◆ **Task**
Find all lines in the listing that include the word "Share", then copy them.

─── Entries shown ───

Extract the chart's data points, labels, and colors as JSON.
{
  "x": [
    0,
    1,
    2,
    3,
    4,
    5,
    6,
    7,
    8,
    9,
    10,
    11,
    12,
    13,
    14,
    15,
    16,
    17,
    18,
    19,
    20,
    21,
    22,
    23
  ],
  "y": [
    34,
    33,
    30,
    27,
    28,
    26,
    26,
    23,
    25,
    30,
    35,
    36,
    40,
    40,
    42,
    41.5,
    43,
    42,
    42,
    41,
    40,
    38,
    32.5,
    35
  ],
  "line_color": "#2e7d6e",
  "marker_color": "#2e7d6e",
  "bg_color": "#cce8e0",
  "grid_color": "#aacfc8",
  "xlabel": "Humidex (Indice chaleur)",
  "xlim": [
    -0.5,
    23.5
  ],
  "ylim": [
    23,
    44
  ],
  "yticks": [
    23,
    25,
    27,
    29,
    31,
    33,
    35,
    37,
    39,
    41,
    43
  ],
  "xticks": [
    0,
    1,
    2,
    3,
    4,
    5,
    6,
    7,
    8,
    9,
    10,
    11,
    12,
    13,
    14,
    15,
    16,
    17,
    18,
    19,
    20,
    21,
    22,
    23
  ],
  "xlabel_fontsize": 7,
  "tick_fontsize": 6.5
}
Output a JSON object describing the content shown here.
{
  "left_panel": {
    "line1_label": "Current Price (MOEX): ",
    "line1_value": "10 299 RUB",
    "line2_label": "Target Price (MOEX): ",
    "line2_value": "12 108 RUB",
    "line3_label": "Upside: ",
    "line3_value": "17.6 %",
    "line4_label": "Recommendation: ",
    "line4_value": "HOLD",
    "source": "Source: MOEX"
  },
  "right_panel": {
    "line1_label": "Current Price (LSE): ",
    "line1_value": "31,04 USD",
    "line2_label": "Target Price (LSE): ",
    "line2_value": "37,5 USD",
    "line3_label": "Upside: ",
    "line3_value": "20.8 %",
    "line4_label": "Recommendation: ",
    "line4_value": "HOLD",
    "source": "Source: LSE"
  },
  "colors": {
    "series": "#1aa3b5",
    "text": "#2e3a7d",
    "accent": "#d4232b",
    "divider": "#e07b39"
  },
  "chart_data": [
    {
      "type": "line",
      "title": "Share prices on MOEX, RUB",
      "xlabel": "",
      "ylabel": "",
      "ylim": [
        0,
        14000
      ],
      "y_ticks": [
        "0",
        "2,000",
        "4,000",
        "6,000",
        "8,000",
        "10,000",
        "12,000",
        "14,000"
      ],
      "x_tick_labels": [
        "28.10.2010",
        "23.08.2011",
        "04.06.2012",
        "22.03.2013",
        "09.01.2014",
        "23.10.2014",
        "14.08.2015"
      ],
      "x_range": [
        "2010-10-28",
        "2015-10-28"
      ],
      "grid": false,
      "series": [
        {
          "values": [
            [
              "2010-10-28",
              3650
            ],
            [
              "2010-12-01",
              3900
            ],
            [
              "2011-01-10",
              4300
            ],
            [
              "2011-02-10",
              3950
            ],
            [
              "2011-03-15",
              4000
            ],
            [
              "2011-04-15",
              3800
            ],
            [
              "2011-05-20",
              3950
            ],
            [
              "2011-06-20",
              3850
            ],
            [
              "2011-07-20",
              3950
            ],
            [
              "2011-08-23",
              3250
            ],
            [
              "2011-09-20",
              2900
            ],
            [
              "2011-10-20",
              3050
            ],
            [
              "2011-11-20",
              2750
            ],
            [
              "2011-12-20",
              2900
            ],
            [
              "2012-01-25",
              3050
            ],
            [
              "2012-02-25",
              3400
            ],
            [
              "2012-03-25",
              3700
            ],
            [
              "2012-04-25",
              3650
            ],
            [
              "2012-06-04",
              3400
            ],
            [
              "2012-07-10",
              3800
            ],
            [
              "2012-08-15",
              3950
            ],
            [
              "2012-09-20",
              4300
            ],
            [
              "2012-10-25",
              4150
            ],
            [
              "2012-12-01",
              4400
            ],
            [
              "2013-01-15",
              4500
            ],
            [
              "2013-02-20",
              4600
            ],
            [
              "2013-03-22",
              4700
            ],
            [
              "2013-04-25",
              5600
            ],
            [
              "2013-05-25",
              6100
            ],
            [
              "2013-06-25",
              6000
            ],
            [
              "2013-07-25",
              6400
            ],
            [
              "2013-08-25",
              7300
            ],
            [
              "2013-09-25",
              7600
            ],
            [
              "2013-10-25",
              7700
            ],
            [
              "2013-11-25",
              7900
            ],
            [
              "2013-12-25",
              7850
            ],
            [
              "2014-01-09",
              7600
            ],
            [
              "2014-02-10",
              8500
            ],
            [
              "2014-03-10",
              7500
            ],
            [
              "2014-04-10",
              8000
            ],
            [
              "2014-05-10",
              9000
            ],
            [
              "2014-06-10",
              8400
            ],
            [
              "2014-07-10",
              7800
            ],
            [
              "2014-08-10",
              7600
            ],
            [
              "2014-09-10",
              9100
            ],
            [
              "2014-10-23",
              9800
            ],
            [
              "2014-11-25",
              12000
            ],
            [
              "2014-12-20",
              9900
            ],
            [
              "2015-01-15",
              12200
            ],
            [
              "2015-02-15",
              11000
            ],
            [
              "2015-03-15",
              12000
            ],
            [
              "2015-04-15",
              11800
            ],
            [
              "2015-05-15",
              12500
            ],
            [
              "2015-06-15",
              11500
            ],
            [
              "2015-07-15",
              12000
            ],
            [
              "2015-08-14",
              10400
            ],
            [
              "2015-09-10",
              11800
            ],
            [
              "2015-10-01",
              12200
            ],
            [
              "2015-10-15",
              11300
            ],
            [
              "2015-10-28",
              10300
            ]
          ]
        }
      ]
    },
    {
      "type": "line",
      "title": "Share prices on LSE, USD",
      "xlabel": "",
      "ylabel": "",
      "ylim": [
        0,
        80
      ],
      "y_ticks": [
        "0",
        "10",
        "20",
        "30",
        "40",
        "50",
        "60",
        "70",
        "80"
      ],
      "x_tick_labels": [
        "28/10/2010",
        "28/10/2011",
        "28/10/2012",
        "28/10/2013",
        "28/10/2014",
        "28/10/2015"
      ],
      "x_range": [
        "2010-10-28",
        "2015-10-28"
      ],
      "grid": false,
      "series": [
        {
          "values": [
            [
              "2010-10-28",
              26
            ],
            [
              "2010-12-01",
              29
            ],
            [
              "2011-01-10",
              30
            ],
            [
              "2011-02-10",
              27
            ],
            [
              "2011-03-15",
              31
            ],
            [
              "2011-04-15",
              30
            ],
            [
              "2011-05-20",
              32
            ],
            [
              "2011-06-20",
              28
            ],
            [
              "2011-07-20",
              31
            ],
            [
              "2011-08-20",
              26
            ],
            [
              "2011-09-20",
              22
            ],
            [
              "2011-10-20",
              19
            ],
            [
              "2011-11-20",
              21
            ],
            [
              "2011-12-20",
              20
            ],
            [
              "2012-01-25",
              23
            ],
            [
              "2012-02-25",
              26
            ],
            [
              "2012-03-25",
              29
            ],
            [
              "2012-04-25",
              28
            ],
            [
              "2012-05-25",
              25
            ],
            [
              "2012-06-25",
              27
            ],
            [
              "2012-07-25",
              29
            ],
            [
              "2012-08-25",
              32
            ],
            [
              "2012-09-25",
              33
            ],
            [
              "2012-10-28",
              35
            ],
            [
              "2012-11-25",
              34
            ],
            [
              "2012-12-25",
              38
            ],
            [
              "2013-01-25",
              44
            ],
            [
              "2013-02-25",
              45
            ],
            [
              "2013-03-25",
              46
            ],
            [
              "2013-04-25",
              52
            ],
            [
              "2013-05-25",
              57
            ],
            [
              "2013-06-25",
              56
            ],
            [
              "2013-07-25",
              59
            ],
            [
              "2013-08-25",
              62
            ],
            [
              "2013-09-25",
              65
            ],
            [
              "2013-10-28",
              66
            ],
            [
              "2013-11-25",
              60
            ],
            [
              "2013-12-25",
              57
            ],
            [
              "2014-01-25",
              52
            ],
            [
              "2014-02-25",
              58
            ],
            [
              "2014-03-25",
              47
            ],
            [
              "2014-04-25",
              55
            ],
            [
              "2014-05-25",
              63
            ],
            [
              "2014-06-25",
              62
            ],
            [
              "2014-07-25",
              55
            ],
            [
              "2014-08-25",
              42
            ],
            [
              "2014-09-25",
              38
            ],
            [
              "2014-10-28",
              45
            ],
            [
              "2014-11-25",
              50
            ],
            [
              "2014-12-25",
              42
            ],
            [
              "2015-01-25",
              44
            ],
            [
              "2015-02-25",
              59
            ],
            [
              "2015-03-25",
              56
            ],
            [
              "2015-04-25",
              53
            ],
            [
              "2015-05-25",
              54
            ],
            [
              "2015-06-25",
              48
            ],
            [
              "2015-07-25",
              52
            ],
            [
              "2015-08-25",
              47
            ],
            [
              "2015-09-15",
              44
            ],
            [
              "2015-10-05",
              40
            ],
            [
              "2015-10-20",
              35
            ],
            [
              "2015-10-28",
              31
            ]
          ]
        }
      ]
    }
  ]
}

───

◆ **Solution to this task**
      "title": "Share prices on MOEX, RUB",
      "title": "Share prices on LSE, USD",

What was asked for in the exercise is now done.